* [SHORT EXERCISE]: Every line below should be repeated exactly.

__________________________________________________

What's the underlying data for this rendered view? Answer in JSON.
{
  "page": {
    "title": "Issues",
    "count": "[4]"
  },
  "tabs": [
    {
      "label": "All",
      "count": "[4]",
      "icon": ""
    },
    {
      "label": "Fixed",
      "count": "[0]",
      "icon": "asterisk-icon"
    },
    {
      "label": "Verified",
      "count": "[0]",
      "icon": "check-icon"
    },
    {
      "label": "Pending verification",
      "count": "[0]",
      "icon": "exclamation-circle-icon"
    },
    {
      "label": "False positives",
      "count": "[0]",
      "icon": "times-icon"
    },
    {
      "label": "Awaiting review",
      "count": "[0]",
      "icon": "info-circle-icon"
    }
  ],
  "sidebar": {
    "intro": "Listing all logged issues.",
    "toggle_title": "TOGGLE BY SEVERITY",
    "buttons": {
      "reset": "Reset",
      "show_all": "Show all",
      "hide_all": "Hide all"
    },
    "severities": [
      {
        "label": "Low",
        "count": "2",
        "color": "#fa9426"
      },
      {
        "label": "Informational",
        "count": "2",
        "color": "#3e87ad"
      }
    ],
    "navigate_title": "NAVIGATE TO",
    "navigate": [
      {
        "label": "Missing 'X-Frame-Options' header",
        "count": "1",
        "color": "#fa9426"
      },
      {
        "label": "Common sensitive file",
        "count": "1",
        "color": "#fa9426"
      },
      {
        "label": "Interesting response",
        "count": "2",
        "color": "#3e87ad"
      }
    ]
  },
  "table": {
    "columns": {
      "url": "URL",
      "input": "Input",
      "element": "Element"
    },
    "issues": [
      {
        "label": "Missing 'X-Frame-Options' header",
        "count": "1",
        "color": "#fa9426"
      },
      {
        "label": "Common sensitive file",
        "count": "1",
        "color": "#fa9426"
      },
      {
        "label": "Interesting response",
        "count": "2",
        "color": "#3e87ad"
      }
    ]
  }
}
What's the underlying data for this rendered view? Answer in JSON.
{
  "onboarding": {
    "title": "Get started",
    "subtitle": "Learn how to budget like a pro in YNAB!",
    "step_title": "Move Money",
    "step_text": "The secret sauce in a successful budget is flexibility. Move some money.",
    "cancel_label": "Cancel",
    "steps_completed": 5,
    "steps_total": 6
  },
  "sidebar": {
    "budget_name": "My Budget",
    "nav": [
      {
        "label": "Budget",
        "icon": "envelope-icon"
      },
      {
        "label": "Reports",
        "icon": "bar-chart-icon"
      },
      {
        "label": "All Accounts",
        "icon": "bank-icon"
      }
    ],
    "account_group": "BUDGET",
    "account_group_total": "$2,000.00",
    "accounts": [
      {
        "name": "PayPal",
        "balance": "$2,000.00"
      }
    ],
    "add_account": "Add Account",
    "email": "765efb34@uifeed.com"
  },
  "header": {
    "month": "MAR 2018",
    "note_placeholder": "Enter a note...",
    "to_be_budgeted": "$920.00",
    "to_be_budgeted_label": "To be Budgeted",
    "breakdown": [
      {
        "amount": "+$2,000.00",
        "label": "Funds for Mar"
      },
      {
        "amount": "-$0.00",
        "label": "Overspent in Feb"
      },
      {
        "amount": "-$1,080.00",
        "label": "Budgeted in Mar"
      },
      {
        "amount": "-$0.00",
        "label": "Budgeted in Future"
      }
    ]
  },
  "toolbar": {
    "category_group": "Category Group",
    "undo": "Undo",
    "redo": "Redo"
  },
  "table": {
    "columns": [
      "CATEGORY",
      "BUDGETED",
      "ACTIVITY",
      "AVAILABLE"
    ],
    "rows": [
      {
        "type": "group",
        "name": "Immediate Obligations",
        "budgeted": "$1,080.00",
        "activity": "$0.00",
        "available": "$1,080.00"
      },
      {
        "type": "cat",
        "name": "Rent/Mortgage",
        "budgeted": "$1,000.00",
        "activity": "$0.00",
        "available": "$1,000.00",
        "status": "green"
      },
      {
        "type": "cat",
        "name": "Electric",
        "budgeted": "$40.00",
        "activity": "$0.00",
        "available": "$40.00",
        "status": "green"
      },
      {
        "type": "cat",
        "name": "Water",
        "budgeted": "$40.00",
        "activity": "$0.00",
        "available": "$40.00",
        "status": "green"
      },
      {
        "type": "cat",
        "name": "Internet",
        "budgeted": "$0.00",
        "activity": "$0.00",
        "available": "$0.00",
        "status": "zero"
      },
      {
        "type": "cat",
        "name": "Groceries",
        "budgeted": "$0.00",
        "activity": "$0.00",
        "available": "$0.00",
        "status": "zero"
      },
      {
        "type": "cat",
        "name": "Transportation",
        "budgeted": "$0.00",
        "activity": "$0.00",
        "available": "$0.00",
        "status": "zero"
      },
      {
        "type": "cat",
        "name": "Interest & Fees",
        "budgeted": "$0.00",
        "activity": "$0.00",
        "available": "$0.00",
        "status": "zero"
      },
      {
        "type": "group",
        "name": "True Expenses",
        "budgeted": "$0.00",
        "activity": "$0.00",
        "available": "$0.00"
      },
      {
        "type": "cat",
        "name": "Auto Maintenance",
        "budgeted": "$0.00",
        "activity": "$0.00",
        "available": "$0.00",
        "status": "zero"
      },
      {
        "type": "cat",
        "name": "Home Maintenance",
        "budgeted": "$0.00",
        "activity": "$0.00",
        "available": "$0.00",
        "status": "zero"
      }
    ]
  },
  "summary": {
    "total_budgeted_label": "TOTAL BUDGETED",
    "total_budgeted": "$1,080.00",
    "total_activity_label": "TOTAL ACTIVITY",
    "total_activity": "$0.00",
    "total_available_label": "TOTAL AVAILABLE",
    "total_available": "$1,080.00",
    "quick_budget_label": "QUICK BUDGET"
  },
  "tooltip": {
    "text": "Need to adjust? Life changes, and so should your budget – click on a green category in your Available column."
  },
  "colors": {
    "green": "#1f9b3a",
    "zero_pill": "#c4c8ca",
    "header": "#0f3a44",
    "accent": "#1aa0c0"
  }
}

__________________________________________________

* [SOLUTION TO THIS EXERCISE]:
What's the underlying data for this rendered view? Answer in JSON.
{
  "page": {
    "title": "Issues",
    "count": "[4]"
  },
  "tabs": [
    {
      "label": "All",
      "count": "[4]",
      "icon": ""
    },
    {
      "label": "Fixed",
      "count": "[0]",
      "icon": "asterisk-icon"
    },
    {
      "label": "Verified",
      "count": "[0]",
      "icon": "check-icon"
    },
    {
      "label": "Pending verification",
      "count": "[0]",
      "icon": "exclamation-circle-icon"
    },
    {
      "label": "False positives",
      "count": "[0]",
      "icon": "times-icon"
    },
    {
      "label": "Awaiting review",
      "count": "[0]",
      "icon": "info-circle-icon"
    }
  ],
  "sidebar": {
    "intro": "Listing all logged issues.",
    "toggle_title": "TOGGLE BY SEVERITY",
    "buttons": {
      "reset": "Reset",
      "show_all": "Show all",
      "hide_all": "Hide all"
    },
    "severities": [
      {
        "label": "Low",
        "count": "2",
        "color": "#fa9426"
      },
      {
        "label": "Informational",
        "count": "2",
        "color": "#3e87ad"
      }
    ],
    "navigate_title": "NAVIGATE TO",
    "navigate": [
      {
        "label": "Missing 'X-Frame-Options' header",
        "count": "1",
        "color": "#fa9426"
      },
      {
        "label": "Common sensitive file",
        "count": "1",
        "color": "#fa9426"
      },
      {
        "label": "Interesting response",
        "count": "2",
        "color": "#3e87ad"
      }
    ]
  },
  "table": {
    "columns": {
      "url": "URL",
      "input": "Input",
      "element": "Element"
    },
    "issues": [
      {
        "label": "Missing 'X-Frame-Options' header",
        "count": "1",
        "color": "#fa9426"
      },
      {
        "label": "Common sensitive file",
        "count": "1",
        "color": "#fa9426"
      },
      {
        "label": "Interesting response",
        "count": "2",
        "color": "#3e87ad"
      }
    ]
  }
}
What's the underlying data for this rendered view? Answer in JSON.
{
  "onboarding": {
    "title": "Get started",
    "subtitle": "Learn how to budget like a pro in YNAB!",
    "step_title": "Move Money",
    "step_text": "The secret sauce in a successful budget is flexibility. Move some money.",
    "cancel_label": "Cancel",
    "steps_completed": 5,
    "steps_total": 6
  },
  "sidebar": {
    "budget_name": "My Budget",
    "nav": [
      {
        "label": "Budget",
        "icon": "envelope-icon"
      },
      {
        "label": "Reports",
        "icon": "bar-chart-icon"
      },
      {
        "label": "All Accounts",
        "icon": "bank-icon"
      }
    ],
    "account_group": "BUDGET",
    "account_group_total": "$2,000.00",
    "accounts": [
      {
        "name": "PayPal",
        "balance": "$2,000.00"
      }
    ],
    "add_account": "Add Account",
    "email": "765efb34@uifeed.com"
  },
  "header": {
    "month": "MAR 2018",
    "note_placeholder": "Enter a note...",
    "to_be_budgeted": "$920.00",
    "to_be_budgeted_label": "To be Budgeted",
    "breakdown": [
      {
        "amount": "+$2,000.00",
        "label": "Funds for Mar"
      },
      {
        "amount": "-$0.00",
        "label": "Overspent in Feb"
      },
      {
        "amount": "-$1,080.00",
        "label": "Budgeted in Mar"
      },
      {
        "amount": "-$0.00",
        "label": "Budgeted in Future"
      }
    ]
  },
  "toolbar": {
    "category_group": "Category Group",
    "undo": "Undo",
    "redo": "Redo"
  },
  "table": {
    "columns": [
      "CATEGORY",
      "BUDGETED",
      "ACTIVITY",
      "AVAILABLE"
    ],
    "rows": [
      {
        "type": "group",
        "name": "Immediate Obligations",
        "budgeted": "$1,080.00",
        "activity": "$0.00",
        "available": "$1,080.00"
      },
      {
        "type": "cat",
        "name": "Rent/Mortgage",
        "budgeted": "$1,000.00",
        "activity": "$0.00",
        "available": "$1,000.00",
        "status": "green"
      },
      {
        "type": "cat",
        "name": "Electric",
        "budgeted": "$40.00",
        "activity": "$0.00",
        "available": "$40.00",
        "status": "green"
      },
      {
        "type": "cat",
        "name": "Water",
        "budgeted": "$40.00",
        "activity": "$0.00",
        "available": "$40.00",
        "status": "green"
      },
      {
        "type": "cat",
        "name": "Internet",
        "budgeted": "$0.00",
        "activity": "$0.00",
        "available": "$0.00",
        "status": "zero"
      },
      {
        "type": "cat",
        "name": "Groceries",
        "budgeted": "$0.00",
        "activity": "$0.00",
        "available": "$0.00",
        "status": "zero"
      },
      {
        "type": "cat",
        "name": "Transportation",
        "budgeted": "$0.00",
        "activity": "$0.00",
        "available": "$0.00",
        "status": "zero"
      },
      {
        "type": "cat",
        "name": "Interest & Fees",
        "budgeted": "$0.00",
        "activity": "$0.00",
        "available": "$0.00",
        "status": "zero"
      },
      {
        "type": "group",
        "name": "True Expenses",
        "budgeted": "$0.00",
        "activity": "$0.00",
        "available": "$0.00"
      },
      {
        "type": "cat",
        "name": "Auto Maintenance",
        "budgeted": "$0.00",
        "activity": "$0.00",
        "available": "$0.00",
        "status": "zero"
      },
      {
        "type": "cat",
        "name": "Home Maintenance",
        "budgeted": "$0.00",
        "activity": "$0.00",
        "available": "$0.00",
        "status": "zero"
      }
    ]
  },
  "summary": {
    "total_budgeted_label": "TOTAL BUDGETED",
    "total_budgeted": "$1,080.00",
    "total_activity_label": "TOTAL ACTIVITY",
    "total_activity": "$0.00",
    "total_available_label": "TOTAL AVAILABLE",
    "total_available": "$1,080.00",
    "quick_budget_label": "QUICK BUDGET"
  },
  "tooltip": {
    "text": "Need to adjust? Life changes, and so should your budget – click on a green category in your Available column."
  },
  "colors": {
    "green": "#1f9b3a",
    "zero_pill": "#c4c8ca",
    "header": "#0f3a44",
    "accent": "#1aa0c0"
  }
}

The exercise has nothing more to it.